▶ _STORED DATA_
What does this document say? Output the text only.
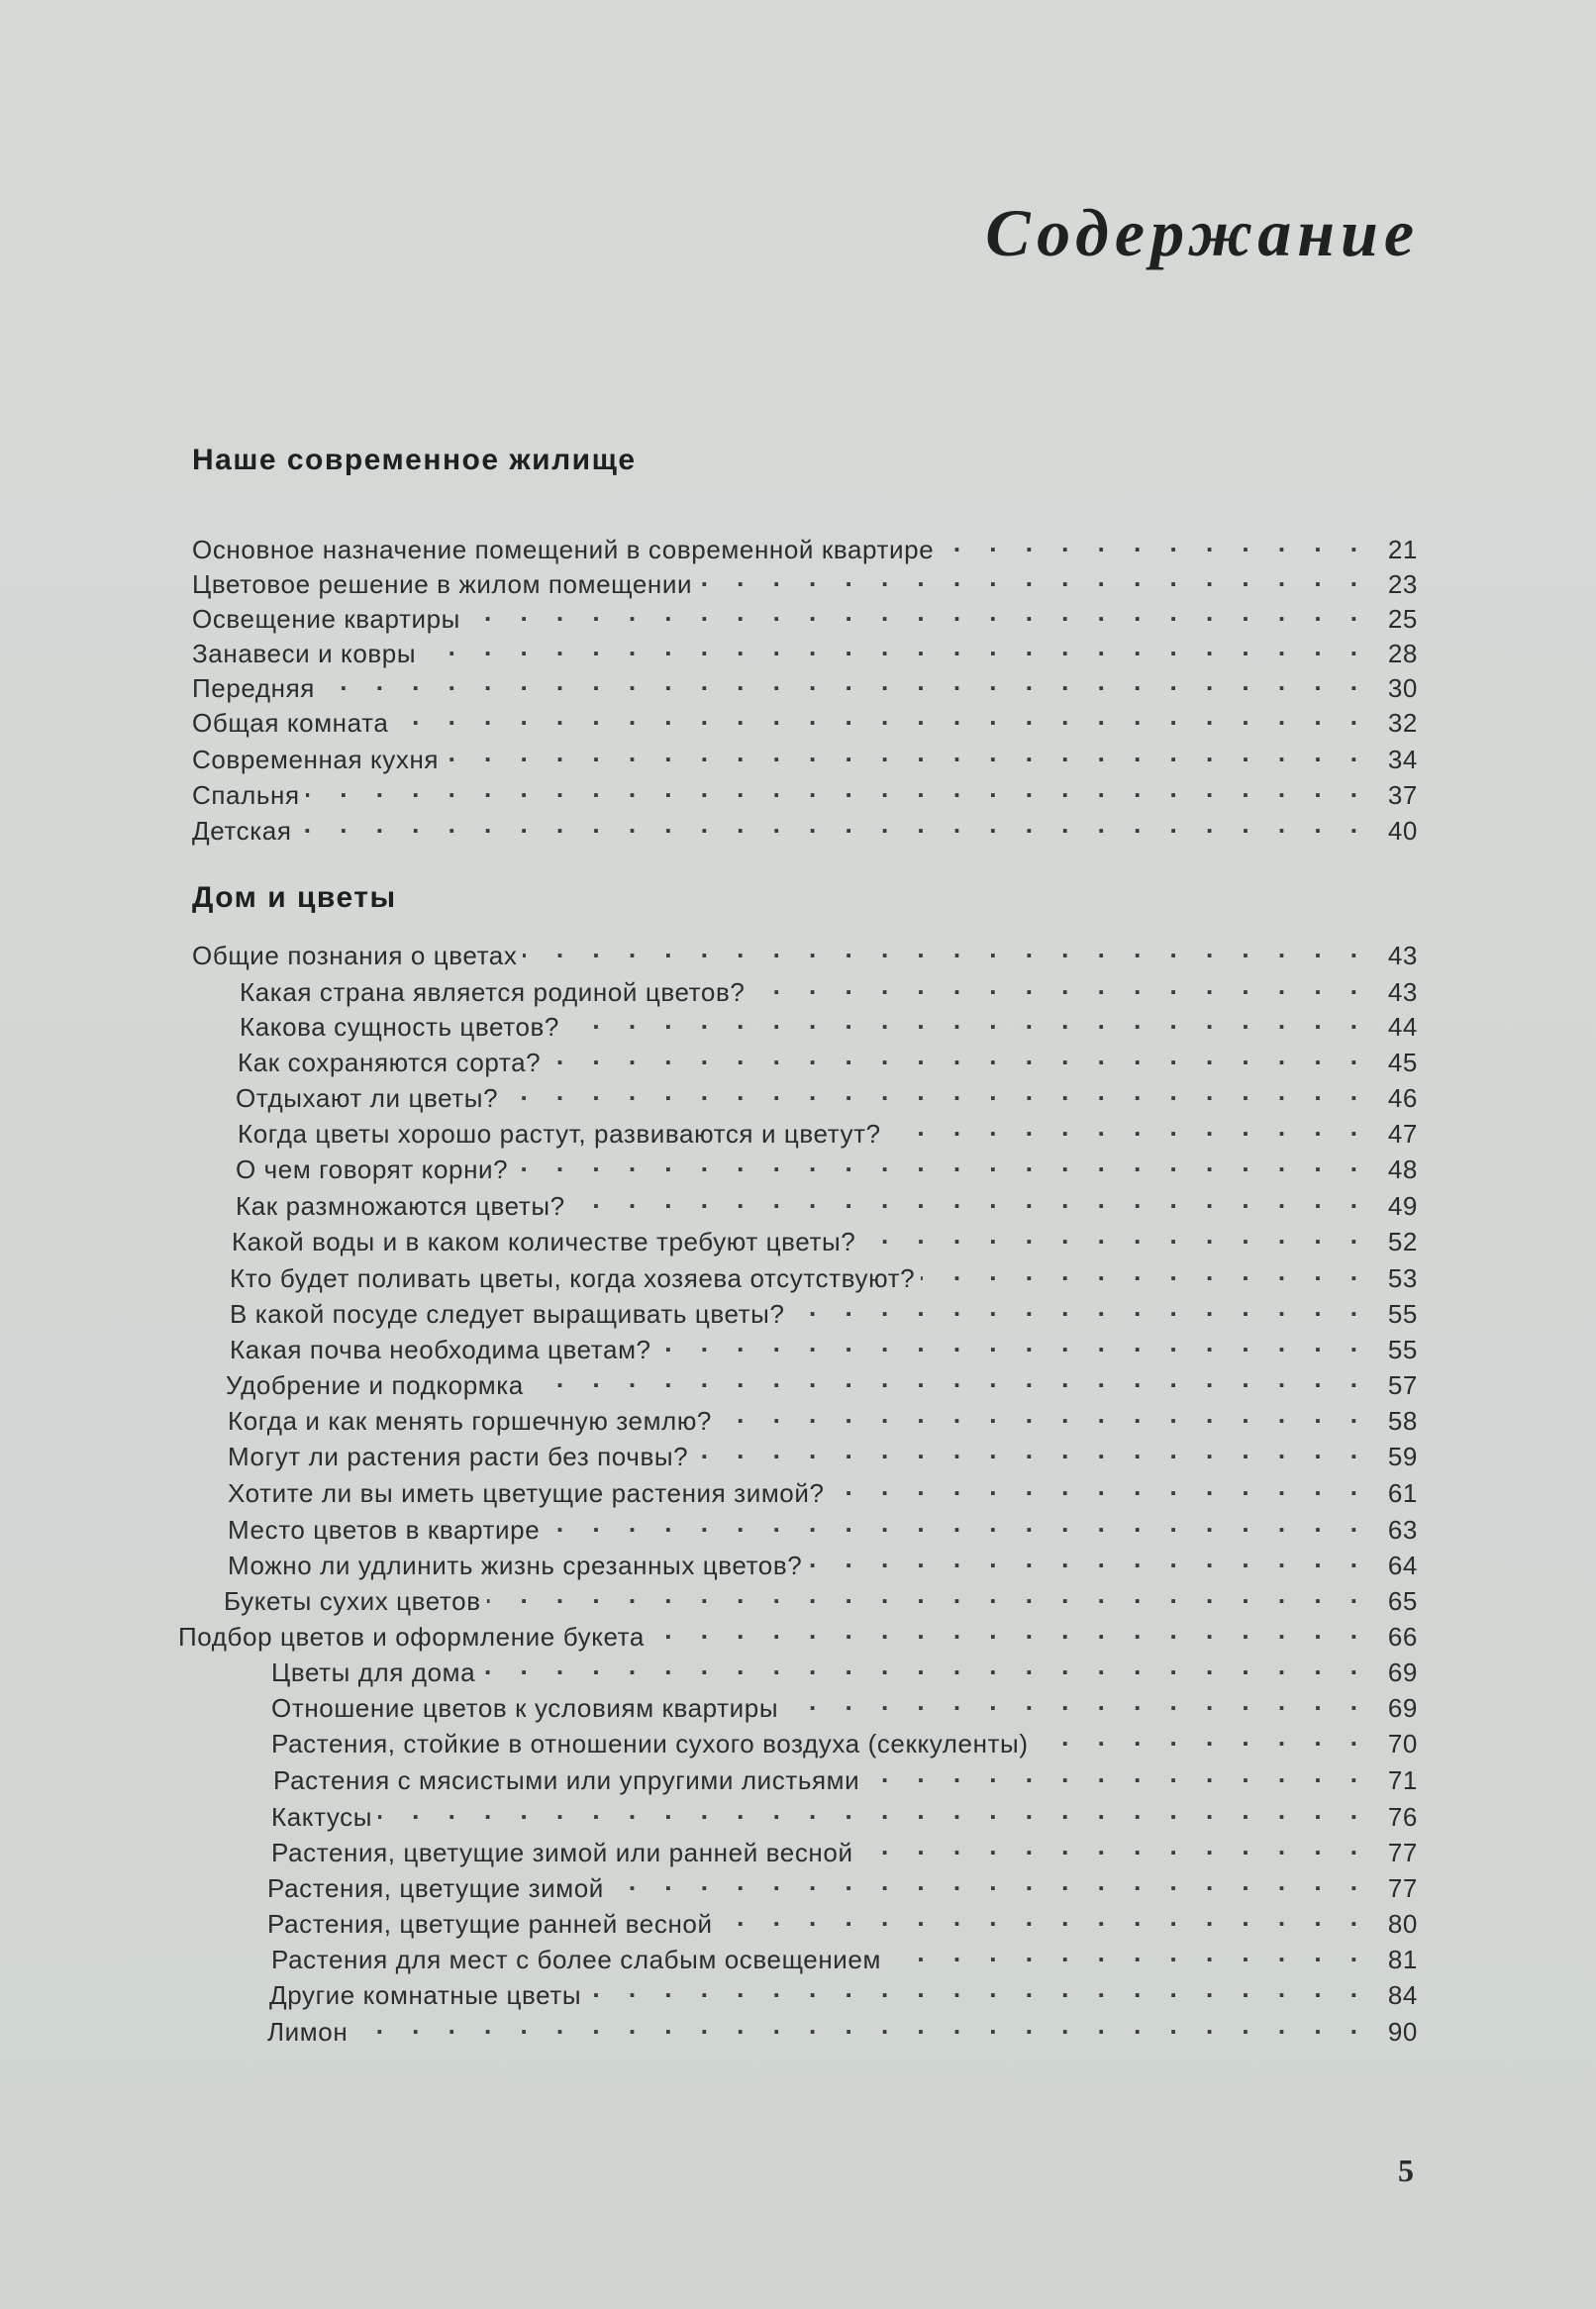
Содержание
Наше современное жилище
Основное назначение помещений в современной квартире . . .	21
Цветовое решение в жилом помещении . . .	23
Освещение квартиры . . .	25
Занавеси и ковры . . .	28
Передняя . . .	30
Общая комната . . .	32
Современная кухня . . .	34
Спальня . . .	37
Детская . . .	40
Дом и цветы
Общие познания о цветах . . .	43
Какая страна является родиной цветов? . . .	43
Какова сущность цветов? . . .	44
Как сохраняются сорта? . . .	45
Отдыхают ли цветы? . . .	46
Когда цветы хорошо растут, развиваются и цветут? . . .	47
О чем говорят корни? . . .	48
Как размножаются цветы? . . .	49
Какой воды и в каком количестве требуют цветы? . . .	52
Кто будет поливать цветы, когда хозяева отсутствуют? . . .	53
В какой посуде следует выращивать цветы? . . .	55
Какая почва необходима цветам? . . .	55
Удобрение и подкормка . . .	57
Когда и как менять горшечную землю? . . .	58
Могут ли растения расти без почвы? . . .	59
Хотите ли вы иметь цветущие растения зимой? . . .	61
Место цветов в квартире . . .	63
Можно ли удлинить жизнь срезанных цветов? . . .	64
Букеты сухих цветов . . .	65
Подбор цветов и оформление букета . . .	66
Цветы для дома . . .	69
Отношение цветов к условиям квартиры . . .	69
Растения, стойкие в отношении сухого воздуха (секкуленты) . . .	70
Растения с мясистыми или упругими листьями . . .	71
Кактусы . . .	76
Растения, цветущие зимой или ранней весной . . .	77
Растения, цветущие зимой . . .	77
Растения, цветущие ранней весной . . .	80
Растения для мест с более слабым освещением . . .	81
Другие комнатные цветы . . .	84
Лимон . . .	90
5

▶ _WRITTEN EXERCISE_
Output an exact copy of the material, with the pictures removed.

▶ _TASK RESULT_
What does this document say? Output the text only.
Содержание
Наше современное жилище
Основное назначение помещений в современной квартире . . .	21
Цветовое решение в жилом помещении . . .	23
Освещение квартиры . . .	25
Занавеси и ковры . . .	28
Передняя . . .	30
Общая комната . . .	32
Современная кухня . . .	34
Спальня . . .	37
Детская . . .	40
Дом и цветы
Общие познания о цветах . . .	43
Какая страна является родиной цветов? . . .	43
Какова сущность цветов? . . .	44
Как сохраняются сорта? . . .	45
Отдыхают ли цветы? . . .	46
Когда цветы хорошо растут, развиваются и цветут? . . .	47
О чем говорят корни? . . .	48
Как размножаются цветы? . . .	49
Какой воды и в каком количестве требуют цветы? . . .	52
Кто будет поливать цветы, когда хозяева отсутствуют? . . .	53
В какой посуде следует выращивать цветы? . . .	55
Какая почва необходима цветам? . . .	55
Удобрение и подкормка . . .	57
Когда и как менять горшечную землю? . . .	58
Могут ли растения расти без почвы? . . .	59
Хотите ли вы иметь цветущие растения зимой? . . .	61
Место цветов в квартире . . .	63
Можно ли удлинить жизнь срезанных цветов? . . .	64
Букеты сухих цветов . . .	65
Подбор цветов и оформление букета . . .	66
Цветы для дома . . .	69
Отношение цветов к условиям квартиры . . .	69
Растения, стойкие в отношении сухого воздуха (секкуленты) . . .	70
Растения с мясистыми или упругими листьями . . .	71
Кактусы . . .	76
Растения, цветущие зимой или ранней весной . . .	77
Растения, цветущие зимой . . .	77
Растения, цветущие ранней весной . . .	80
Растения для мест с более слабым освещением . . .	81
Другие комнатные цветы . . .	84
Лимон . . .	90
5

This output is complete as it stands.